— start RECORDS FOR PROCESSING —

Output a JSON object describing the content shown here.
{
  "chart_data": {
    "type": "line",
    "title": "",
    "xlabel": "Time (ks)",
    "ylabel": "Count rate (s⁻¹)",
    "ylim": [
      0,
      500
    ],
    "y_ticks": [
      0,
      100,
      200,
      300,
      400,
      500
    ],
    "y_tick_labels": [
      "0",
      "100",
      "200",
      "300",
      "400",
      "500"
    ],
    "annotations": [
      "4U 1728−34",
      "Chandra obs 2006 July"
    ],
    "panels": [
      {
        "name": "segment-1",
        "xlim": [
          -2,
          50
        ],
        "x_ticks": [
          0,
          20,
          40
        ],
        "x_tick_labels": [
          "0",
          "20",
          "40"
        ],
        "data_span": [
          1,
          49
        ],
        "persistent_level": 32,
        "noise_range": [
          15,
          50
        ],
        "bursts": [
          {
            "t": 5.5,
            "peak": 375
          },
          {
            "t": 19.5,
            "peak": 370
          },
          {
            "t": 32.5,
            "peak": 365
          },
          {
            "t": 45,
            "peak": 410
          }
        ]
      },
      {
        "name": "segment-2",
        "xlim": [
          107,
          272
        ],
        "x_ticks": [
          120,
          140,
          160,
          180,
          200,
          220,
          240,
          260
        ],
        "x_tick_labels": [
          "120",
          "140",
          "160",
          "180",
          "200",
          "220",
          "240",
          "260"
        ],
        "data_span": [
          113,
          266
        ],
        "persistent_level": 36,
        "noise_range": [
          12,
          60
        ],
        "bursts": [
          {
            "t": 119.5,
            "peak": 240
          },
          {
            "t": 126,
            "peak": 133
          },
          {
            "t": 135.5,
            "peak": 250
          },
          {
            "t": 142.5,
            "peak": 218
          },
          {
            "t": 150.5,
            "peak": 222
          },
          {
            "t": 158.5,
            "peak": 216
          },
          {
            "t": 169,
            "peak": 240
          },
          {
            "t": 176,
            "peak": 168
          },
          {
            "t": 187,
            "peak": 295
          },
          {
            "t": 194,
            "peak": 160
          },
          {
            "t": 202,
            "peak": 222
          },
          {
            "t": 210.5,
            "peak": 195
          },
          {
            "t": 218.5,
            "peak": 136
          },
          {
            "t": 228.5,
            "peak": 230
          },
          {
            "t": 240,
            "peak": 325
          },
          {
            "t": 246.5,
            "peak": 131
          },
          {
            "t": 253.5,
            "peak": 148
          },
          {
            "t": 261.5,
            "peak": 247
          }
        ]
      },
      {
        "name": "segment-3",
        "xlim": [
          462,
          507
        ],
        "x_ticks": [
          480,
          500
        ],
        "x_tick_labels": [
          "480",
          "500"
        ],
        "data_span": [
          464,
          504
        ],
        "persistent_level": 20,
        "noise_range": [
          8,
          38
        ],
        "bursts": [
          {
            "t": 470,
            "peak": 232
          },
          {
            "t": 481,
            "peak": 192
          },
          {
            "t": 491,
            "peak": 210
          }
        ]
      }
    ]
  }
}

— end RECORDS FOR PROCESSING —

**WRITTEN TASK**. Look for "segment" and pull out every line that has it.

**ANSWER TO THIS EXERCISE**.
        "name": "segment-1",
        "name": "segment-2",
        "name": "segment-3",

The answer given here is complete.